------ GIVEN DATA ------
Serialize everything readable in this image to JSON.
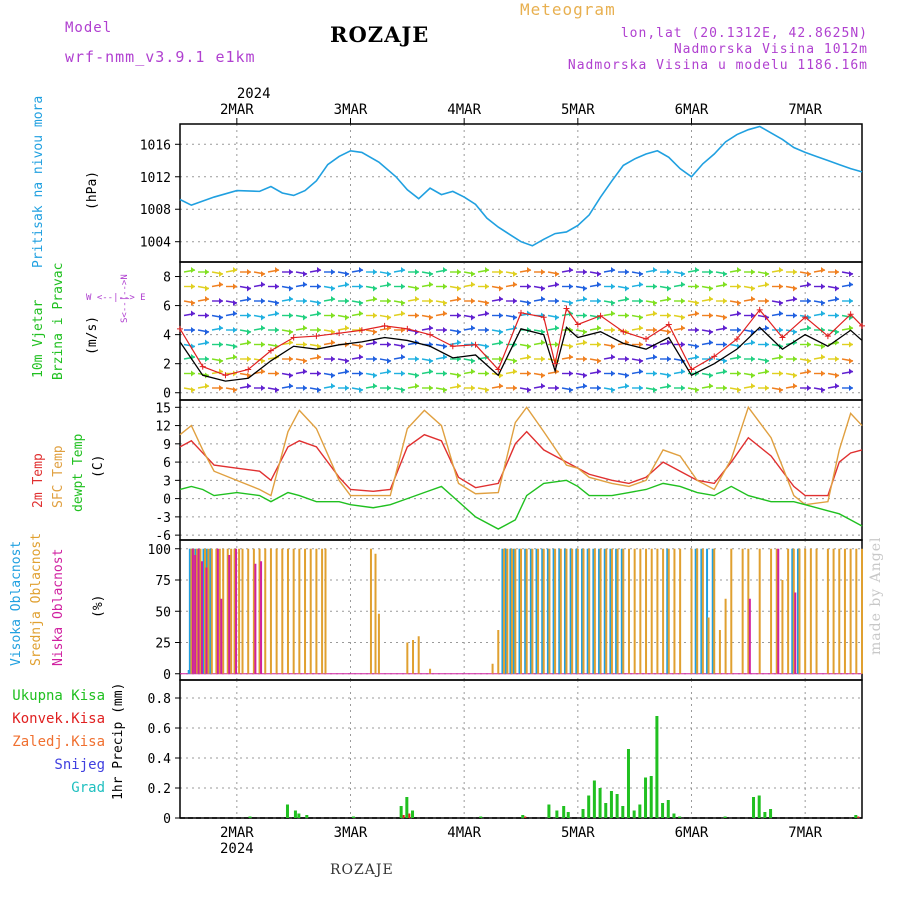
{
  "header": {
    "model_label": "Model",
    "model_name": "wrf-nmm_v3.9.1  e1km",
    "title": "ROZAJE",
    "meteogram": "Meteogram",
    "lonlat": "lon,lat (20.1312E, 42.8625N)",
    "altitude": "Nadmorska Visina 1012m",
    "model_altitude": "Nadmorska Visina u modelu 1186.16m"
  },
  "footer": {
    "station": "ROZAJE",
    "credit": "made by Angel"
  },
  "axis_top": {
    "year": "2024",
    "days": [
      "2MAR",
      "3MAR",
      "4MAR",
      "5MAR",
      "6MAR",
      "7MAR"
    ]
  },
  "axis_bottom": {
    "year": "2024",
    "days": [
      "2MAR",
      "3MAR",
      "4MAR",
      "5MAR",
      "6MAR",
      "7MAR"
    ]
  },
  "colors": {
    "pressure": "#20a0e0",
    "wind_speed": "#000000",
    "gust": "#e02020",
    "t2m": "#e03030",
    "sfc": "#e0a040",
    "dew": "#20c020",
    "high": "#20a0e0",
    "mid": "#e0a030",
    "low": "#d020a0",
    "precip_total": "#20c020",
    "precip_conv": "#e02020"
  },
  "chart_data": [
    {
      "type": "line",
      "panel": "pressure",
      "label_left": "Pritisak na nivou mora",
      "ylabel": "(hPa)",
      "yticks": [
        "1016",
        "1012",
        "1008",
        "1004"
      ],
      "ylim": [
        1001.5,
        1018.5
      ],
      "x_days": [
        1.5,
        1.6,
        1.8,
        2.0,
        2.2,
        2.3,
        2.4,
        2.5,
        2.6,
        2.7,
        2.8,
        2.9,
        3.0,
        3.1,
        3.25,
        3.4,
        3.5,
        3.6,
        3.7,
        3.8,
        3.9,
        4.0,
        4.1,
        4.2,
        4.3,
        4.4,
        4.5,
        4.6,
        4.7,
        4.8,
        4.9,
        5.0,
        5.1,
        5.2,
        5.3,
        5.4,
        5.5,
        5.6,
        5.7,
        5.8,
        5.9,
        6.0,
        6.1,
        6.2,
        6.3,
        6.4,
        6.5,
        6.6,
        6.7,
        6.8,
        6.9,
        7.0,
        7.1,
        7.2,
        7.3,
        7.4,
        7.5
      ],
      "series": [
        {
          "name": "",
          "values": [
            1009.2,
            1008.5,
            1009.5,
            1010.3,
            1010.2,
            1010.8,
            1010.0,
            1009.7,
            1010.3,
            1011.5,
            1013.5,
            1014.5,
            1015.2,
            1015.0,
            1013.8,
            1012.0,
            1010.4,
            1009.3,
            1010.6,
            1009.8,
            1010.2,
            1009.5,
            1008.6,
            1006.9,
            1005.8,
            1004.9,
            1004.0,
            1003.5,
            1004.3,
            1005.0,
            1005.2,
            1006.0,
            1007.3,
            1009.5,
            1011.5,
            1013.4,
            1014.2,
            1014.8,
            1015.2,
            1014.4,
            1013.0,
            1012.0,
            1013.6,
            1014.8,
            1016.3,
            1017.2,
            1017.8,
            1018.2,
            1017.4,
            1016.6,
            1015.6,
            1015.0,
            1014.5,
            1014.0,
            1013.5,
            1013.0,
            1012.6
          ]
        }
      ]
    },
    {
      "type": "line",
      "panel": "wind",
      "label_left_1": "10m Vjetar",
      "label_left_2": "Brzina i Pravac",
      "ylabel": "(m/s)",
      "compass": "W  <--|-->  E",
      "compass_ns": "S<--|-->N",
      "yticks": [
        "8",
        "6",
        "4",
        "2",
        "0"
      ],
      "ylim": [
        -0.5,
        9
      ],
      "x_days": [
        1.5,
        1.7,
        1.9,
        2.1,
        2.3,
        2.5,
        2.7,
        2.9,
        3.1,
        3.3,
        3.5,
        3.7,
        3.9,
        4.1,
        4.3,
        4.5,
        4.7,
        4.8,
        4.9,
        5.0,
        5.2,
        5.4,
        5.6,
        5.8,
        6.0,
        6.2,
        6.4,
        6.6,
        6.8,
        7.0,
        7.2,
        7.4,
        7.5
      ],
      "series": [
        {
          "name": "",
          "values": [
            3.5,
            1.2,
            0.8,
            1.0,
            2.2,
            3.2,
            3.0,
            3.3,
            3.5,
            3.8,
            3.6,
            3.2,
            2.4,
            2.6,
            1.2,
            4.4,
            4.0,
            1.5,
            4.5,
            3.8,
            4.2,
            3.4,
            3.0,
            3.8,
            1.2,
            2.0,
            3.0,
            4.5,
            3.0,
            4.0,
            3.2,
            4.3,
            3.6
          ]
        },
        {
          "name": "",
          "values": [
            4.4,
            1.8,
            1.2,
            1.6,
            2.9,
            3.8,
            3.9,
            4.1,
            4.3,
            4.6,
            4.4,
            4.0,
            3.2,
            3.3,
            1.6,
            5.5,
            5.2,
            2.0,
            5.8,
            4.7,
            5.3,
            4.2,
            3.7,
            4.7,
            1.6,
            2.5,
            3.7,
            5.7,
            3.8,
            5.2,
            3.9,
            5.4,
            4.6
          ]
        }
      ]
    },
    {
      "type": "line",
      "panel": "temperature",
      "label_left_1": "2m Temp",
      "label_left_2": "SFC Temp",
      "label_left_3": "dewpt Temp",
      "ylabel": "(C)",
      "yticks": [
        "15",
        "12",
        "9",
        "6",
        "3",
        "0",
        "-3",
        "-6"
      ],
      "ylim": [
        -6.8,
        16.2
      ],
      "x_days": [
        1.5,
        1.6,
        1.7,
        1.8,
        2.0,
        2.2,
        2.3,
        2.45,
        2.55,
        2.7,
        2.9,
        3.0,
        3.2,
        3.35,
        3.5,
        3.65,
        3.8,
        3.95,
        4.1,
        4.3,
        4.45,
        4.55,
        4.7,
        4.9,
        5.0,
        5.1,
        5.3,
        5.45,
        5.6,
        5.75,
        5.9,
        6.05,
        6.2,
        6.35,
        6.5,
        6.7,
        6.9,
        7.0,
        7.2,
        7.3,
        7.4,
        7.5
      ],
      "series": [
        {
          "name": "",
          "values": [
            8.5,
            9.5,
            7.5,
            5.5,
            5.0,
            4.5,
            3.0,
            8.5,
            9.5,
            8.5,
            3.5,
            1.5,
            1.2,
            1.5,
            8.5,
            10.5,
            9.5,
            3.5,
            1.8,
            2.5,
            9.0,
            11.0,
            8.0,
            6.0,
            5.0,
            4.0,
            3.0,
            2.5,
            3.5,
            6.0,
            4.5,
            3.0,
            2.5,
            6.0,
            10.0,
            7.0,
            2.0,
            0.5,
            0.5,
            6.0,
            7.5,
            8.0
          ]
        },
        {
          "name": "",
          "values": [
            10.5,
            12.0,
            8.0,
            4.5,
            3.0,
            1.5,
            0.5,
            11.0,
            14.5,
            11.5,
            3.0,
            0.5,
            0.5,
            0.5,
            11.5,
            14.5,
            12.0,
            2.5,
            0.8,
            1.0,
            12.5,
            15.0,
            11.0,
            5.5,
            5.0,
            3.5,
            2.5,
            2.0,
            3.0,
            8.0,
            7.0,
            3.0,
            1.5,
            6.5,
            15.0,
            10.0,
            0.5,
            -1.0,
            -0.5,
            8.0,
            14.0,
            12.0
          ]
        },
        {
          "name": "",
          "values": [
            1.5,
            2.0,
            1.5,
            0.5,
            1.0,
            0.5,
            -0.5,
            1.0,
            0.5,
            -0.5,
            -0.5,
            -1.0,
            -1.5,
            -1.0,
            0.0,
            1.0,
            2.0,
            -0.5,
            -3.0,
            -5.0,
            -3.5,
            0.5,
            2.5,
            3.0,
            2.0,
            0.5,
            0.5,
            1.0,
            1.5,
            2.5,
            2.0,
            1.0,
            0.5,
            2.0,
            0.5,
            -0.5,
            -0.5,
            -1.0,
            -2.0,
            -2.5,
            -3.5,
            -4.5
          ]
        }
      ]
    },
    {
      "type": "bar",
      "panel": "clouds",
      "label_left_1": "Visoka Oblacnost",
      "label_left_2": "Srednja Oblacnost",
      "label_left_3": "Niska Oblacnost",
      "ylabel": "(%)",
      "yticks": [
        "100",
        "75",
        "50",
        "25",
        "0"
      ],
      "ylim": [
        -5,
        107
      ],
      "x_days": [
        1.59,
        1.6,
        1.62,
        1.65,
        1.68,
        1.72,
        1.75,
        1.78,
        1.82,
        1.85,
        1.88,
        1.92,
        1.95,
        1.98,
        2.02,
        2.05,
        2.1,
        2.15,
        2.2,
        2.25,
        2.3,
        2.35,
        2.4,
        2.45,
        2.5,
        2.55,
        2.6,
        2.65,
        2.7,
        2.75,
        2.78,
        3.18,
        3.22,
        3.25,
        3.5,
        3.55,
        3.6,
        3.7,
        4.25,
        4.3,
        4.35,
        4.38,
        4.42,
        4.45,
        4.5,
        4.55,
        4.6,
        4.65,
        4.7,
        4.75,
        4.8,
        4.85,
        4.9,
        4.95,
        5.0,
        5.05,
        5.1,
        5.15,
        5.2,
        5.25,
        5.3,
        5.35,
        5.4,
        5.45,
        5.5,
        5.55,
        5.6,
        5.65,
        5.7,
        5.75,
        5.8,
        5.85,
        5.9,
        6.0,
        6.05,
        6.1,
        6.15,
        6.2,
        6.25,
        6.3,
        6.35,
        6.45,
        6.5,
        6.6,
        6.7,
        6.75,
        6.8,
        6.85,
        6.9,
        6.95,
        7.0,
        7.05,
        7.1,
        7.2,
        7.25,
        7.3,
        7.35,
        7.4,
        7.45,
        7.5
      ],
      "series": [
        {
          "name": "",
          "values": [
            3,
            100,
            100,
            100,
            100,
            100,
            100,
            100,
            0,
            0,
            0,
            0,
            0,
            0,
            0,
            0,
            0,
            0,
            0,
            0,
            0,
            0,
            0,
            0,
            0,
            0,
            0,
            0,
            0,
            0,
            0,
            0,
            0,
            0,
            0,
            0,
            0,
            0,
            0,
            0,
            100,
            100,
            100,
            100,
            100,
            100,
            100,
            100,
            100,
            100,
            100,
            100,
            100,
            100,
            100,
            100,
            100,
            100,
            100,
            100,
            100,
            100,
            100,
            0,
            0,
            0,
            0,
            0,
            0,
            0,
            100,
            0,
            0,
            0,
            100,
            100,
            100,
            100,
            0,
            0,
            0,
            0,
            0,
            0,
            0,
            0,
            0,
            0,
            100,
            100,
            0,
            0,
            0,
            0,
            0,
            0,
            0,
            0,
            0,
            0
          ]
        },
        {
          "name": "",
          "values": [
            0,
            100,
            100,
            100,
            100,
            100,
            100,
            100,
            100,
            100,
            100,
            100,
            100,
            100,
            100,
            100,
            100,
            100,
            100,
            100,
            100,
            100,
            100,
            100,
            100,
            100,
            100,
            100,
            100,
            100,
            100,
            100,
            96,
            48,
            25,
            27,
            30,
            4,
            8,
            35,
            100,
            100,
            100,
            100,
            100,
            100,
            100,
            100,
            100,
            100,
            100,
            100,
            100,
            100,
            100,
            100,
            100,
            100,
            100,
            100,
            100,
            100,
            100,
            100,
            100,
            100,
            100,
            100,
            100,
            100,
            100,
            100,
            100,
            100,
            100,
            100,
            45,
            100,
            35,
            60,
            100,
            100,
            100,
            100,
            100,
            100,
            75,
            100,
            100,
            100,
            100,
            100,
            100,
            100,
            100,
            100,
            100,
            100,
            100,
            100
          ]
        },
        {
          "name": "",
          "values": [
            0,
            100,
            95,
            100,
            90,
            85,
            0,
            0,
            100,
            60,
            0,
            95,
            0,
            100,
            0,
            0,
            0,
            88,
            90,
            0,
            0,
            0,
            0,
            0,
            0,
            0,
            0,
            0,
            0,
            0,
            0,
            0,
            0,
            0,
            0,
            0,
            0,
            0,
            0,
            0,
            0,
            0,
            0,
            0,
            0,
            0,
            0,
            0,
            0,
            0,
            0,
            0,
            0,
            0,
            0,
            0,
            0,
            0,
            0,
            0,
            0,
            0,
            0,
            0,
            0,
            0,
            0,
            0,
            0,
            0,
            0,
            0,
            0,
            0,
            0,
            0,
            0,
            0,
            0,
            0,
            0,
            0,
            60,
            0,
            0,
            100,
            0,
            0,
            65,
            0,
            0,
            0,
            0,
            0,
            0,
            0,
            0,
            0,
            0,
            0
          ]
        }
      ]
    },
    {
      "type": "bar",
      "panel": "precipitation",
      "legend": [
        "Ukupna Kisa",
        "Konvek.Kisa",
        "Zaledj.Kisa",
        "Snijeg",
        "Grad"
      ],
      "ylabel": "1hr Precip (mm)",
      "yticks": [
        "0.8",
        "0.6",
        "0.4",
        "0.2",
        "0"
      ],
      "ylim": [
        0,
        0.92
      ],
      "x_days": [
        2.12,
        2.45,
        2.52,
        2.55,
        2.62,
        3.03,
        3.45,
        3.5,
        3.55,
        4.15,
        4.52,
        4.75,
        4.82,
        4.88,
        4.92,
        5.05,
        5.1,
        5.15,
        5.2,
        5.25,
        5.3,
        5.35,
        5.4,
        5.45,
        5.5,
        5.55,
        5.6,
        5.65,
        5.7,
        5.75,
        5.8,
        5.85,
        5.9,
        6.3,
        6.55,
        6.6,
        6.65,
        6.7,
        7.45
      ],
      "series": [
        {
          "name": "",
          "values": [
            0.01,
            0.09,
            0.05,
            0.03,
            0.02,
            0.01,
            0.08,
            0.14,
            0.05,
            0.01,
            0.02,
            0.09,
            0.05,
            0.08,
            0.04,
            0.06,
            0.15,
            0.25,
            0.2,
            0.1,
            0.18,
            0.16,
            0.08,
            0.46,
            0.05,
            0.09,
            0.27,
            0.28,
            0.68,
            0.1,
            0.12,
            0.03,
            0.01,
            0.01,
            0.14,
            0.15,
            0.04,
            0.06,
            0.02
          ]
        },
        {
          "name": "",
          "values": [
            0,
            0,
            0,
            0,
            0,
            0,
            0.02,
            0.03,
            0,
            0,
            0.01,
            0,
            0,
            0,
            0,
            0,
            0,
            0,
            0,
            0,
            0,
            0,
            0,
            0,
            0,
            0,
            0,
            0,
            0,
            0,
            0,
            0,
            0,
            0,
            0,
            0,
            0,
            0,
            0.01
          ]
        }
      ]
    }
  ]
}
------
◆ STATED GOAL
Go through the listing above and list every line that has the word "ylabel".

◆ COMPLETE ANSWER
      "ylabel": "(hPa)",
      "ylabel": "(m/s)",
      "ylabel": "(C)",
      "ylabel": "(%)",
      "ylabel": "1hr Precip (mm)",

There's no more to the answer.